Records from a collection
=-=-=
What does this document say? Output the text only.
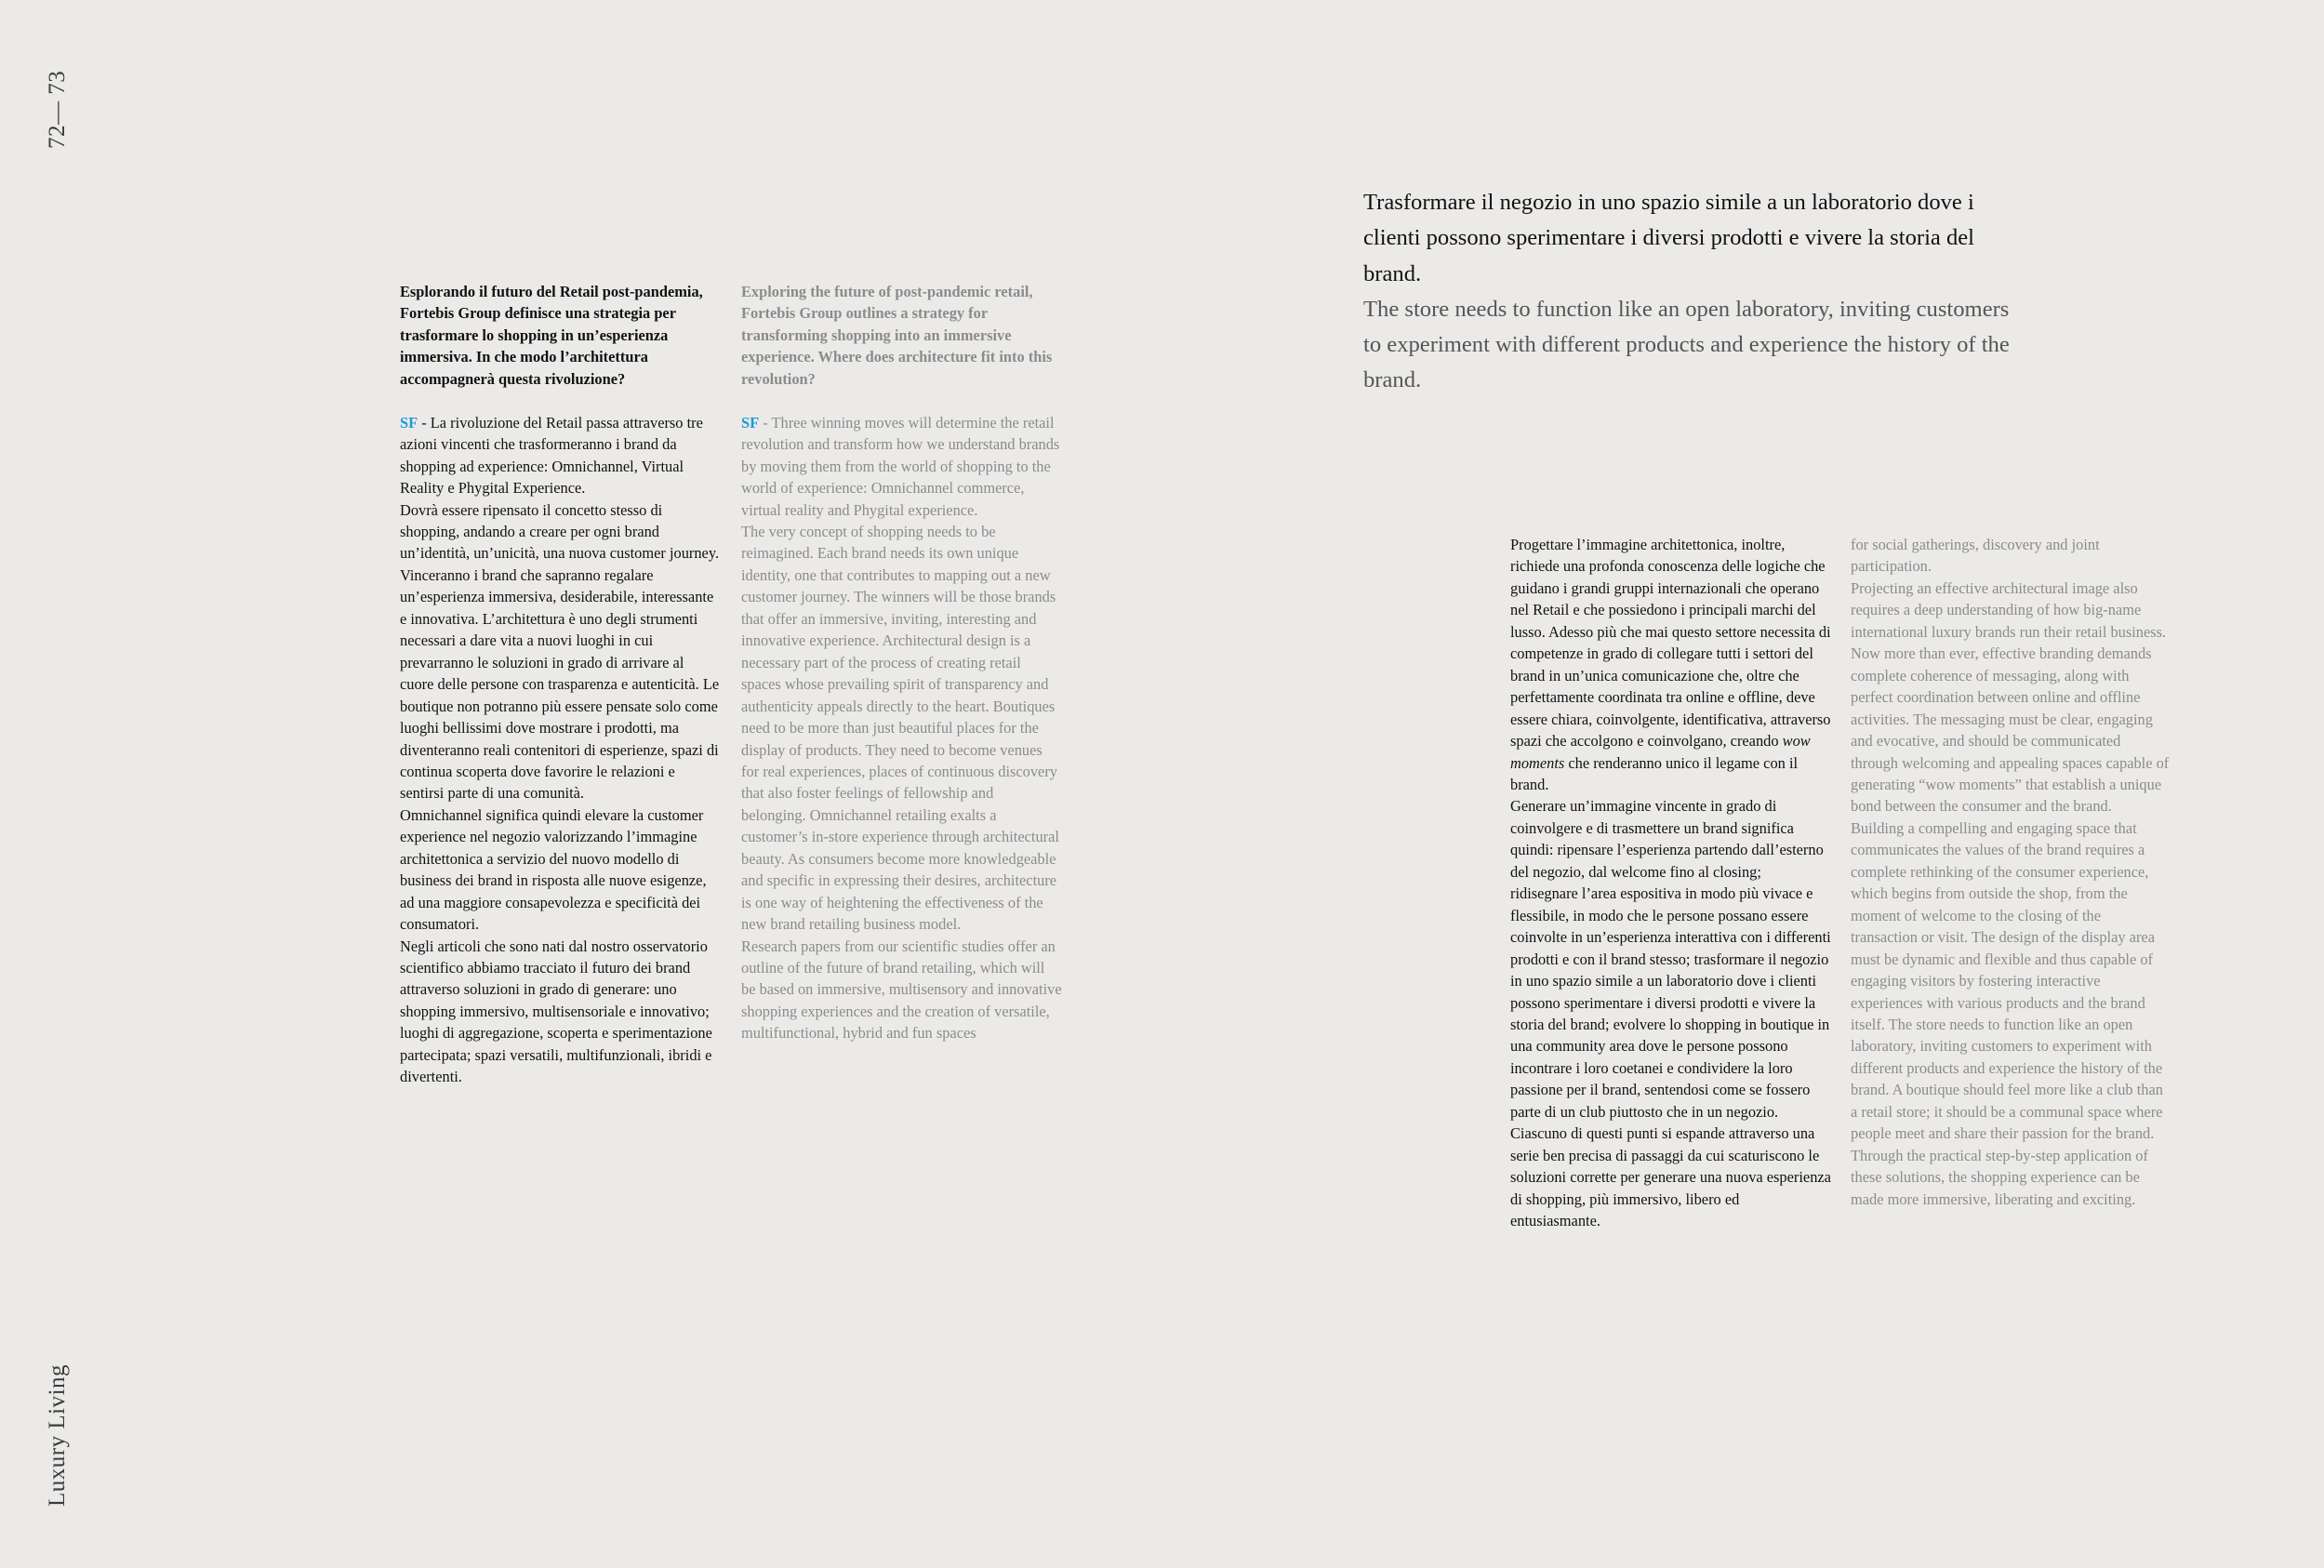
72— 73
Luxury Living

Trasformare il negozio in uno spazio simile a un laboratorio dove i clienti possono sperimentare i diversi prodotti e vivere la storia del brand.

The store needs to function like an open laboratory, inviting customers to experiment with different products and experience the history of the brand.

Esplorando il futuro del Retail post-pandemia, Fortebis Group definisce una strategia per trasformare lo shopping in un’esperienza immersiva. In che modo l’architettura accompagnerà questa rivoluzione?

SF - La rivoluzione del Retail passa attraverso tre azioni vincenti che trasformeranno i brand da shopping ad experience: Omnichannel, Virtual Reality e Phygital Experience.

Dovrà essere ripensato il concetto stesso di shopping, andando a creare per ogni brand un’identità, un’unicità, una nuova customer journey. Vinceranno i brand che sapranno regalare un’esperienza immersiva, desiderabile, interessante e innovativa. L’architettura è uno degli strumenti necessari a dare vita a nuovi luoghi in cui prevarranno le soluzioni in grado di arrivare al cuore delle persone con trasparenza e autenticità. Le boutique non potranno più essere pensate solo come luoghi bellissimi dove mostrare i prodotti, ma diventeranno reali contenitori di esperienze, spazi di continua scoperta dove favorire le relazioni e sentirsi parte di una comunità.

Omnichannel significa quindi elevare la customer experience nel negozio valorizzando l’immagine architettonica a servizio del nuovo modello di business dei brand in risposta alle nuove esigenze, ad una maggiore consapevolezza e specificità dei consumatori.

Negli articoli che sono nati dal nostro osservatorio scientifico abbiamo tracciato il futuro dei brand attraverso soluzioni in grado di generare: uno shopping immersivo, multisensoriale e innovativo; luoghi di aggregazione, scoperta e sperimentazione partecipata; spazi versatili, multifunzionali, ibridi e divertenti.

Exploring the future of post-pandemic retail, Fortebis Group outlines a strategy for transforming shopping into an immersive experience. Where does architecture fit into this revolution?

SF - Three winning moves will determine the retail revolution and transform how we understand brands by moving them from the world of shopping to the world of experience: Omnichannel commerce, virtual reality and Phygital experience.

The very concept of shopping needs to be reimagined. Each brand needs its own unique identity, one that contributes to mapping out a new customer journey. The winners will be those brands that offer an immersive, inviting, interesting and innovative experience. Architectural design is a necessary part of the process of creating retail spaces whose prevailing spirit of transparency and authenticity appeals directly to the heart. Boutiques need to be more than just beautiful places for the display of products. They need to become venues for real experiences, places of continuous discovery that also foster feelings of fellowship and belonging. Omnichannel retailing exalts a customer’s in-store experience through architectural beauty. As consumers become more knowledgeable and specific in expressing their desires, architecture is one way of heightening the effectiveness of the new brand retailing business model.

Research papers from our scientific studies offer an outline of the future of brand retailing, which will be based on immersive, multisensory and innovative shopping experiences and the creation of versatile, multifunctional, hybrid and fun spaces

Progettare l’immagine architettonica, inoltre, richiede una profonda conoscenza delle logiche che guidano i grandi gruppi internazionali che operano nel Retail e che possiedono i principali marchi del lusso. Adesso più che mai questo settore necessita di competenze in grado di collegare tutti i settori del brand in un’unica comunicazione che, oltre che perfettamente coordinata tra online e offline, deve essere chiara, coinvolgente, identificativa, attraverso spazi che accolgono e coinvolgano, creando wow moments che renderanno unico il legame con il brand.

Generare un’immagine vincente in grado di coinvolgere e di trasmettere un brand significa quindi: ripensare l’esperienza partendo dall’esterno del negozio, dal welcome fino al closing; ridisegnare l’area espositiva in modo più vivace e flessibile, in modo che le persone possano essere coinvolte in un’esperienza interattiva con i differenti prodotti e con il brand stesso; trasformare il negozio in uno spazio simile a un laboratorio dove i clienti possono sperimentare i diversi prodotti e vivere la storia del brand; evolvere lo shopping in boutique in una community area dove le persone possono incontrare i loro coetanei e condividere la loro passione per il brand, sentendosi come se fossero parte di un club piuttosto che in un negozio.

Ciascuno di questi punti si espande attraverso una serie ben precisa di passaggi da cui scaturiscono le soluzioni corrette per generare una nuova esperienza di shopping, più immersivo, libero ed entusiasmante.

for social gatherings, discovery and joint participation.

Projecting an effective architectural image also requires a deep understanding of how big-name international luxury brands run their retail business. Now more than ever, effective branding demands complete coherence of messaging, along with perfect coordination between online and offline activities. The messaging must be clear, engaging and evocative, and should be communicated through welcoming and appealing spaces capable of generating “wow moments” that establish a unique bond between the consumer and the brand.

Building a compelling and engaging space that communicates the values of the brand requires a complete rethinking of the consumer experience, which begins from outside the shop, from the moment of welcome to the closing of the transaction or visit. The design of the display area must be dynamic and flexible and thus capable of engaging visitors by fostering interactive experiences with various products and the brand itself. The store needs to function like an open laboratory, inviting customers to experiment with different products and experience the history of the brand. A boutique should feel more like a club than a retail store; it should be a communal space where people meet and share their passion for the brand.

Through the practical step-by-step application of these solutions, the shopping experience can be made more immersive, liberating and exciting.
=-=-=
● EXERCISE BRIEF: Output the full set of records above without changing a word, and drop the images.

● RESULT FOR THIS TASK:
What does this document say? Output the text only.
72— 73
Luxury Living

Trasformare il negozio in uno spazio simile a un laboratorio dove i clienti possono sperimentare i diversi prodotti e vivere la storia del brand.

The store needs to function like an open laboratory, inviting customers to experiment with different products and experience the history of the brand.

Esplorando il futuro del Retail post-pandemia, Fortebis Group definisce una strategia per trasformare lo shopping in un’esperienza immersiva. In che modo l’architettura accompagnerà questa rivoluzione?

SF - La rivoluzione del Retail passa attraverso tre azioni vincenti che trasformeranno i brand da shopping ad experience: Omnichannel, Virtual Reality e Phygital Experience.

Dovrà essere ripensato il concetto stesso di shopping, andando a creare per ogni brand un’identità, un’unicità, una nuova customer journey. Vinceranno i brand che sapranno regalare un’esperienza immersiva, desiderabile, interessante e innovativa. L’architettura è uno degli strumenti necessari a dare vita a nuovi luoghi in cui prevarranno le soluzioni in grado di arrivare al cuore delle persone con trasparenza e autenticità. Le boutique non potranno più essere pensate solo come luoghi bellissimi dove mostrare i prodotti, ma diventeranno reali contenitori di esperienze, spazi di continua scoperta dove favorire le relazioni e sentirsi parte di una comunità.

Omnichannel significa quindi elevare la customer experience nel negozio valorizzando l’immagine architettonica a servizio del nuovo modello di business dei brand in risposta alle nuove esigenze, ad una maggiore consapevolezza e specificità dei consumatori.

Negli articoli che sono nati dal nostro osservatorio scientifico abbiamo tracciato il futuro dei brand attraverso soluzioni in grado di generare: uno shopping immersivo, multisensoriale e innovativo; luoghi di aggregazione, scoperta e sperimentazione partecipata; spazi versatili, multifunzionali, ibridi e divertenti.

Exploring the future of post-pandemic retail, Fortebis Group outlines a strategy for transforming shopping into an immersive experience. Where does architecture fit into this revolution?

SF - Three winning moves will determine the retail revolution and transform how we understand brands by moving them from the world of shopping to the world of experience: Omnichannel commerce, virtual reality and Phygital experience.

The very concept of shopping needs to be reimagined. Each brand needs its own unique identity, one that contributes to mapping out a new customer journey. The winners will be those brands that offer an immersive, inviting, interesting and innovative experience. Architectural design is a necessary part of the process of creating retail spaces whose prevailing spirit of transparency and authenticity appeals directly to the heart. Boutiques need to be more than just beautiful places for the display of products. They need to become venues for real experiences, places of continuous discovery that also foster feelings of fellowship and belonging. Omnichannel retailing exalts a customer’s in-store experience through architectural beauty. As consumers become more knowledgeable and specific in expressing their desires, architecture is one way of heightening the effectiveness of the new brand retailing business model.

Research papers from our scientific studies offer an outline of the future of brand retailing, which will be based on immersive, multisensory and innovative shopping experiences and the creation of versatile, multifunctional, hybrid and fun spaces

Progettare l’immagine architettonica, inoltre, richiede una profonda conoscenza delle logiche che guidano i grandi gruppi internazionali che operano nel Retail e che possiedono i principali marchi del lusso. Adesso più che mai questo settore necessita di competenze in grado di collegare tutti i settori del brand in un’unica comunicazione che, oltre che perfettamente coordinata tra online e offline, deve essere chiara, coinvolgente, identificativa, attraverso spazi che accolgono e coinvolgano, creando wow moments che renderanno unico il legame con il brand.

Generare un’immagine vincente in grado di coinvolgere e di trasmettere un brand significa quindi: ripensare l’esperienza partendo dall’esterno del negozio, dal welcome fino al closing; ridisegnare l’area espositiva in modo più vivace e flessibile, in modo che le persone possano essere coinvolte in un’esperienza interattiva con i differenti prodotti e con il brand stesso; trasformare il negozio in uno spazio simile a un laboratorio dove i clienti possono sperimentare i diversi prodotti e vivere la storia del brand; evolvere lo shopping in boutique in una community area dove le persone possono incontrare i loro coetanei e condividere la loro passione per il brand, sentendosi come se fossero parte di un club piuttosto che in un negozio.

Ciascuno di questi punti si espande attraverso una serie ben precisa di passaggi da cui scaturiscono le soluzioni corrette per generare una nuova esperienza di shopping, più immersivo, libero ed entusiasmante.

for social gatherings, discovery and joint participation.

Projecting an effective architectural image also requires a deep understanding of how big-name international luxury brands run their retail business. Now more than ever, effective branding demands complete coherence of messaging, along with perfect coordination between online and offline activities. The messaging must be clear, engaging and evocative, and should be communicated through welcoming and appealing spaces capable of generating “wow moments” that establish a unique bond between the consumer and the brand.

Building a compelling and engaging space that communicates the values of the brand requires a complete rethinking of the consumer experience, which begins from outside the shop, from the moment of welcome to the closing of the transaction or visit. The design of the display area must be dynamic and flexible and thus capable of engaging visitors by fostering interactive experiences with various products and the brand itself. The store needs to function like an open laboratory, inviting customers to experiment with different products and experience the history of the brand. A boutique should feel more like a club than a retail store; it should be a communal space where people meet and share their passion for the brand.

Through the practical step-by-step application of these solutions, the shopping experience can be made more immersive, liberating and exciting.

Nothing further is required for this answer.